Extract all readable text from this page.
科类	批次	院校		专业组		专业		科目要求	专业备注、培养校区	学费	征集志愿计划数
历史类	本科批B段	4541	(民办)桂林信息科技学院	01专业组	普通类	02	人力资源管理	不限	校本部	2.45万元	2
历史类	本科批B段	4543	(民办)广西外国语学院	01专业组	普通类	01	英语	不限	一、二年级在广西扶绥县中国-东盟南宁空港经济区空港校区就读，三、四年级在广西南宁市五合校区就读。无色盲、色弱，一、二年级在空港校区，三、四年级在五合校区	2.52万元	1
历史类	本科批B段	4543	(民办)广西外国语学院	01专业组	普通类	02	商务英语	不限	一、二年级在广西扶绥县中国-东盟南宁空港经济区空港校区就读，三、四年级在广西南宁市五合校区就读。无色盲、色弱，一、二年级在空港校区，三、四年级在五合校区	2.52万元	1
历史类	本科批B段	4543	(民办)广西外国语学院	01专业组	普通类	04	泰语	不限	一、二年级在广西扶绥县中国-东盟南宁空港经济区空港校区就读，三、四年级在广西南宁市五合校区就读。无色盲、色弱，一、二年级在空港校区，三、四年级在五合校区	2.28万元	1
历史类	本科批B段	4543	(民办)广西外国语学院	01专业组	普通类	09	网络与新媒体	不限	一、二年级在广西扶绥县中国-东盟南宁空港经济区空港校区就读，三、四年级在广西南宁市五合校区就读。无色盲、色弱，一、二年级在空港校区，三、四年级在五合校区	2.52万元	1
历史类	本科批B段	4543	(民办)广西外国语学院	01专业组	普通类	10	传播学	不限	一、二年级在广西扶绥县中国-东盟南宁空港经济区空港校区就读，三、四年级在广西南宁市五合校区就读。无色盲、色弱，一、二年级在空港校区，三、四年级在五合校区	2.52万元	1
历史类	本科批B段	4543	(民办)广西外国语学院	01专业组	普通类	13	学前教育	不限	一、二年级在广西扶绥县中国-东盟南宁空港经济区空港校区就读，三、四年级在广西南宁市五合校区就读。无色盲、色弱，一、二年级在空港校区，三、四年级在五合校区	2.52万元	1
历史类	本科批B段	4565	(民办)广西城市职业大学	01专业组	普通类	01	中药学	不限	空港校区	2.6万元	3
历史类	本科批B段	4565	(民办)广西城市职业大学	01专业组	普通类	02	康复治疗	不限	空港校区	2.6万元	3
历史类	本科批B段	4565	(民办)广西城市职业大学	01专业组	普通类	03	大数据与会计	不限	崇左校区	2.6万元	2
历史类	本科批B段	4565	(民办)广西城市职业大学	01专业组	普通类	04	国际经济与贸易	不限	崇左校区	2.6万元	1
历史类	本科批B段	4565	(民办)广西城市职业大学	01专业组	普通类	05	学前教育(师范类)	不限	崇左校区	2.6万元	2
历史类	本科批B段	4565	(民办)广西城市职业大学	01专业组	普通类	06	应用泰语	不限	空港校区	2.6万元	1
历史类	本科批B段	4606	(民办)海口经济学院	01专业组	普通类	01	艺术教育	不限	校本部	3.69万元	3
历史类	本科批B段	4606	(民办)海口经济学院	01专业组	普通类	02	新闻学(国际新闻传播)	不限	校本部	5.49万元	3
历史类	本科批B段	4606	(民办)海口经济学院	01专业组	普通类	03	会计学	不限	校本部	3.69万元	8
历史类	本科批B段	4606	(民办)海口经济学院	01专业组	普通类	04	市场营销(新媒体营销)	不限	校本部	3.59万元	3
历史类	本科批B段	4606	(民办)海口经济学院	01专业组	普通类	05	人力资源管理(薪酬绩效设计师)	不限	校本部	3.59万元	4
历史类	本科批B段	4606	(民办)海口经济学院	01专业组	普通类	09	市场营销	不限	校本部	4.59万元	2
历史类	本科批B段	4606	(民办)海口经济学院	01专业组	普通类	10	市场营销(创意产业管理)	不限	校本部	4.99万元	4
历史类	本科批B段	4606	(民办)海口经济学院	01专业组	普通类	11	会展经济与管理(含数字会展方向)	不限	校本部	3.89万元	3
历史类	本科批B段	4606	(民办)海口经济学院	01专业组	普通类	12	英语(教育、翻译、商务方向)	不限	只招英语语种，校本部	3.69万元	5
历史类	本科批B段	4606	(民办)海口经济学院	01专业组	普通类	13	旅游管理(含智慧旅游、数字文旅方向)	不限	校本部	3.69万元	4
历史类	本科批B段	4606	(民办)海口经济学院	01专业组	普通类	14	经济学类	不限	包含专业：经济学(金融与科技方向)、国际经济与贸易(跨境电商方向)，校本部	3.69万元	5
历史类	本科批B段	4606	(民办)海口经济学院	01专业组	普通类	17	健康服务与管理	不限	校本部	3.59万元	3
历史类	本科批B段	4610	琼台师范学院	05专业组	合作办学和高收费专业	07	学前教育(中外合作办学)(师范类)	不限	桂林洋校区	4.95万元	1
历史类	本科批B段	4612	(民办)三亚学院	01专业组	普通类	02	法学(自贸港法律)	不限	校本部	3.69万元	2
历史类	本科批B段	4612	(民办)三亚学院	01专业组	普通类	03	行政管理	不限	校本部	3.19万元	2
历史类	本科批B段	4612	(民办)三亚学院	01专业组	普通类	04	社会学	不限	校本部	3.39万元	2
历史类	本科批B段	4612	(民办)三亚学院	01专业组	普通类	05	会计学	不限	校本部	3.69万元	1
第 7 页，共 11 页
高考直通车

-- INSTRUCTION --
Every line above should be written out again exactly as it stands.

-- RESULT OF THIS EXERCISE --
Extract all readable text from this page.
科类	批次	院校		专业组		专业		科目要求	专业备注、培养校区	学费	征集志愿计划数
历史类	本科批B段	4541	(民办)桂林信息科技学院	01专业组	普通类	02	人力资源管理	不限	校本部	2.45万元	2
历史类	本科批B段	4543	(民办)广西外国语学院	01专业组	普通类	01	英语	不限	一、二年级在广西扶绥县中国-东盟南宁空港经济区空港校区就读，三、四年级在广西南宁市五合校区就读。无色盲、色弱，一、二年级在空港校区，三、四年级在五合校区	2.52万元	1
历史类	本科批B段	4543	(民办)广西外国语学院	01专业组	普通类	02	商务英语	不限	一、二年级在广西扶绥县中国-东盟南宁空港经济区空港校区就读，三、四年级在广西南宁市五合校区就读。无色盲、色弱，一、二年级在空港校区，三、四年级在五合校区	2.52万元	1
历史类	本科批B段	4543	(民办)广西外国语学院	01专业组	普通类	04	泰语	不限	一、二年级在广西扶绥县中国-东盟南宁空港经济区空港校区就读，三、四年级在广西南宁市五合校区就读。无色盲、色弱，一、二年级在空港校区，三、四年级在五合校区	2.28万元	1
历史类	本科批B段	4543	(民办)广西外国语学院	01专业组	普通类	09	网络与新媒体	不限	一、二年级在广西扶绥县中国-东盟南宁空港经济区空港校区就读，三、四年级在广西南宁市五合校区就读。无色盲、色弱，一、二年级在空港校区，三、四年级在五合校区	2.52万元	1
历史类	本科批B段	4543	(民办)广西外国语学院	01专业组	普通类	10	传播学	不限	一、二年级在广西扶绥县中国-东盟南宁空港经济区空港校区就读，三、四年级在广西南宁市五合校区就读。无色盲、色弱，一、二年级在空港校区，三、四年级在五合校区	2.52万元	1
历史类	本科批B段	4543	(民办)广西外国语学院	01专业组	普通类	13	学前教育	不限	一、二年级在广西扶绥县中国-东盟南宁空港经济区空港校区就读，三、四年级在广西南宁市五合校区就读。无色盲、色弱，一、二年级在空港校区，三、四年级在五合校区	2.52万元	1
历史类	本科批B段	4565	(民办)广西城市职业大学	01专业组	普通类	01	中药学	不限	空港校区	2.6万元	3
历史类	本科批B段	4565	(民办)广西城市职业大学	01专业组	普通类	02	康复治疗	不限	空港校区	2.6万元	3
历史类	本科批B段	4565	(民办)广西城市职业大学	01专业组	普通类	03	大数据与会计	不限	崇左校区	2.6万元	2
历史类	本科批B段	4565	(民办)广西城市职业大学	01专业组	普通类	04	国际经济与贸易	不限	崇左校区	2.6万元	1
历史类	本科批B段	4565	(民办)广西城市职业大学	01专业组	普通类	05	学前教育(师范类)	不限	崇左校区	2.6万元	2
历史类	本科批B段	4565	(民办)广西城市职业大学	01专业组	普通类	06	应用泰语	不限	空港校区	2.6万元	1
历史类	本科批B段	4606	(民办)海口经济学院	01专业组	普通类	01	艺术教育	不限	校本部	3.69万元	3
历史类	本科批B段	4606	(民办)海口经济学院	01专业组	普通类	02	新闻学(国际新闻传播)	不限	校本部	5.49万元	3
历史类	本科批B段	4606	(民办)海口经济学院	01专业组	普通类	03	会计学	不限	校本部	3.69万元	8
历史类	本科批B段	4606	(民办)海口经济学院	01专业组	普通类	04	市场营销(新媒体营销)	不限	校本部	3.59万元	3
历史类	本科批B段	4606	(民办)海口经济学院	01专业组	普通类	05	人力资源管理(薪酬绩效设计师)	不限	校本部	3.59万元	4
历史类	本科批B段	4606	(民办)海口经济学院	01专业组	普通类	09	市场营销	不限	校本部	4.59万元	2
历史类	本科批B段	4606	(民办)海口经济学院	01专业组	普通类	10	市场营销(创意产业管理)	不限	校本部	4.99万元	4
历史类	本科批B段	4606	(民办)海口经济学院	01专业组	普通类	11	会展经济与管理(含数字会展方向)	不限	校本部	3.89万元	3
历史类	本科批B段	4606	(民办)海口经济学院	01专业组	普通类	12	英语(教育、翻译、商务方向)	不限	只招英语语种，校本部	3.69万元	5
历史类	本科批B段	4606	(民办)海口经济学院	01专业组	普通类	13	旅游管理(含智慧旅游、数字文旅方向)	不限	校本部	3.69万元	4
历史类	本科批B段	4606	(民办)海口经济学院	01专业组	普通类	14	经济学类	不限	包含专业：经济学(金融与科技方向)、国际经济与贸易(跨境电商方向)，校本部	3.69万元	5
历史类	本科批B段	4606	(民办)海口经济学院	01专业组	普通类	17	健康服务与管理	不限	校本部	3.59万元	3
历史类	本科批B段	4610	琼台师范学院	05专业组	合作办学和高收费专业	07	学前教育(中外合作办学)(师范类)	不限	桂林洋校区	4.95万元	1
历史类	本科批B段	4612	(民办)三亚学院	01专业组	普通类	02	法学(自贸港法律)	不限	校本部	3.69万元	2
历史类	本科批B段	4612	(民办)三亚学院	01专业组	普通类	03	行政管理	不限	校本部	3.19万元	2
历史类	本科批B段	4612	(民办)三亚学院	01专业组	普通类	04	社会学	不限	校本部	3.39万元	2
历史类	本科批B段	4612	(民办)三亚学院	01专业组	普通类	05	会计学	不限	校本部	3.69万元	1
第 7 页，共 11 页
高考直通车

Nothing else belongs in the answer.